··· Stored rows ···

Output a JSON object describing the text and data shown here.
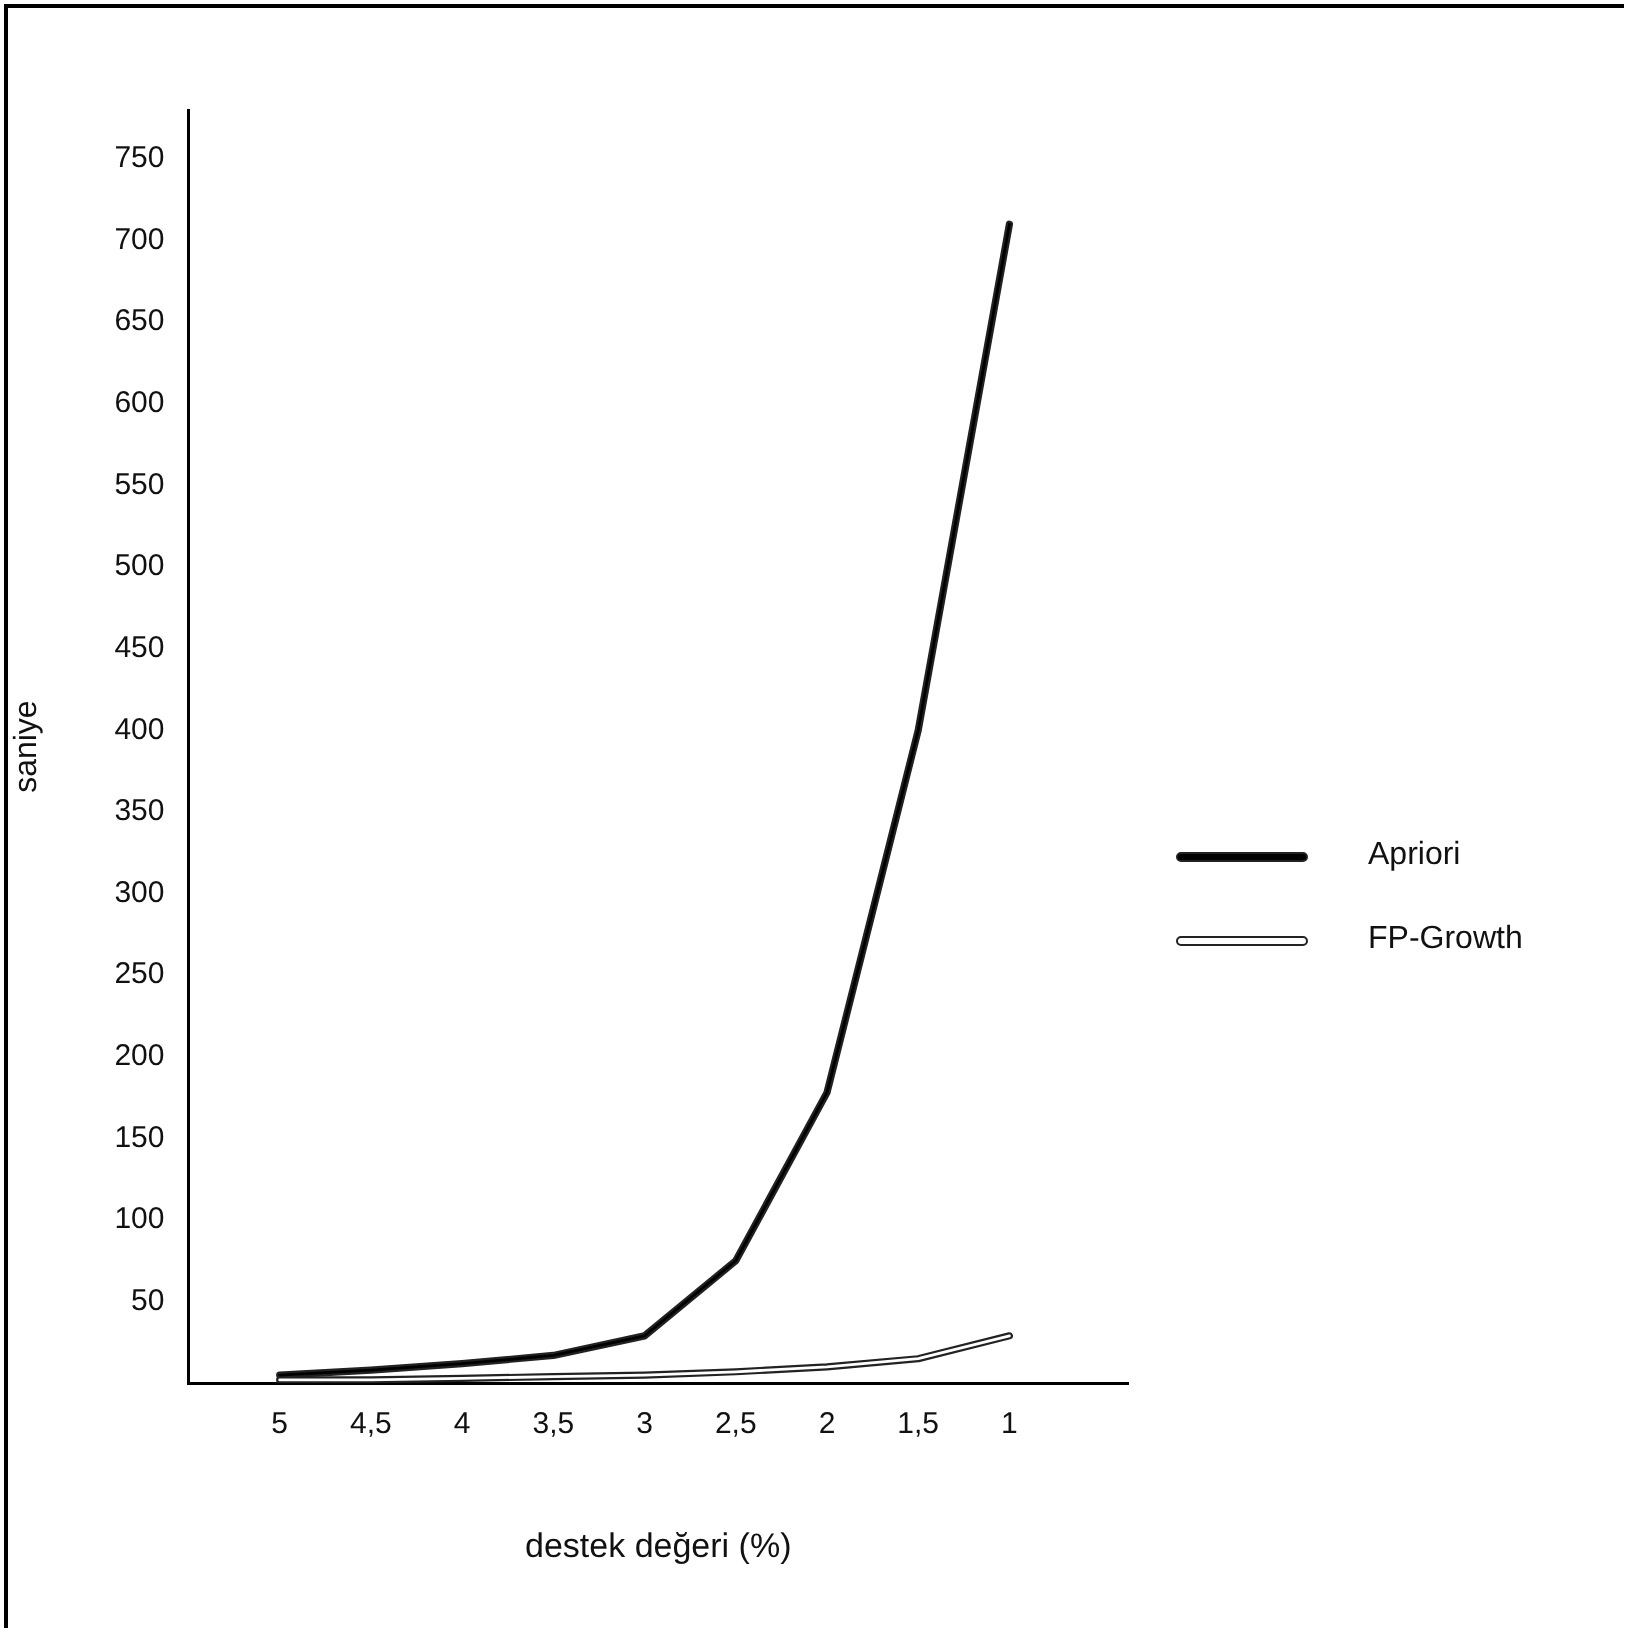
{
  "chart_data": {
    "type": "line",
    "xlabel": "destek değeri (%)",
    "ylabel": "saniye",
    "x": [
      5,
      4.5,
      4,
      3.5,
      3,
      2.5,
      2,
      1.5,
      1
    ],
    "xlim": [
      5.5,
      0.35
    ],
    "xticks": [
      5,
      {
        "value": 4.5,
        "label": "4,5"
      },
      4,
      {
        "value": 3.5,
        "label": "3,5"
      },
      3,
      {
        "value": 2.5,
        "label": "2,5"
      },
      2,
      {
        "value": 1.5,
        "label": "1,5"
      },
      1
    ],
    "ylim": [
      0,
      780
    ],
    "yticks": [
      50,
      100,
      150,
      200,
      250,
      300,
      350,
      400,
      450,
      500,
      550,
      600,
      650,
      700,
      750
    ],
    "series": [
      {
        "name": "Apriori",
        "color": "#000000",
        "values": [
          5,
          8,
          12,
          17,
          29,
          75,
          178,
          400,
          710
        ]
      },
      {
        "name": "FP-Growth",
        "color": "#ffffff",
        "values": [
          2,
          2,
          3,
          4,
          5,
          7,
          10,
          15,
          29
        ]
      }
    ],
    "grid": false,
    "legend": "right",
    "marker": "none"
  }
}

···

* **The problem**:
Will you set down the records word for word while leaving out every picture?

* **Written reply**:
Output a JSON object describing the text and data shown here.
{
  "chart_data": {
    "type": "line",
    "xlabel": "destek değeri (%)",
    "ylabel": "saniye",
    "x": [
      5,
      4.5,
      4,
      3.5,
      3,
      2.5,
      2,
      1.5,
      1
    ],
    "xlim": [
      5.5,
      0.35
    ],
    "xticks": [
      5,
      {
        "value": 4.5,
        "label": "4,5"
      },
      4,
      {
        "value": 3.5,
        "label": "3,5"
      },
      3,
      {
        "value": 2.5,
        "label": "2,5"
      },
      2,
      {
        "value": 1.5,
        "label": "1,5"
      },
      1
    ],
    "ylim": [
      0,
      780
    ],
    "yticks": [
      50,
      100,
      150,
      200,
      250,
      300,
      350,
      400,
      450,
      500,
      550,
      600,
      650,
      700,
      750
    ],
    "series": [
      {
        "name": "Apriori",
        "color": "#000000",
        "values": [
          5,
          8,
          12,
          17,
          29,
          75,
          178,
          400,
          710
        ]
      },
      {
        "name": "FP-Growth",
        "color": "#ffffff",
        "values": [
          2,
          2,
          3,
          4,
          5,
          7,
          10,
          15,
          29
        ]
      }
    ],
    "grid": false,
    "legend": "right",
    "marker": "none"
  }
}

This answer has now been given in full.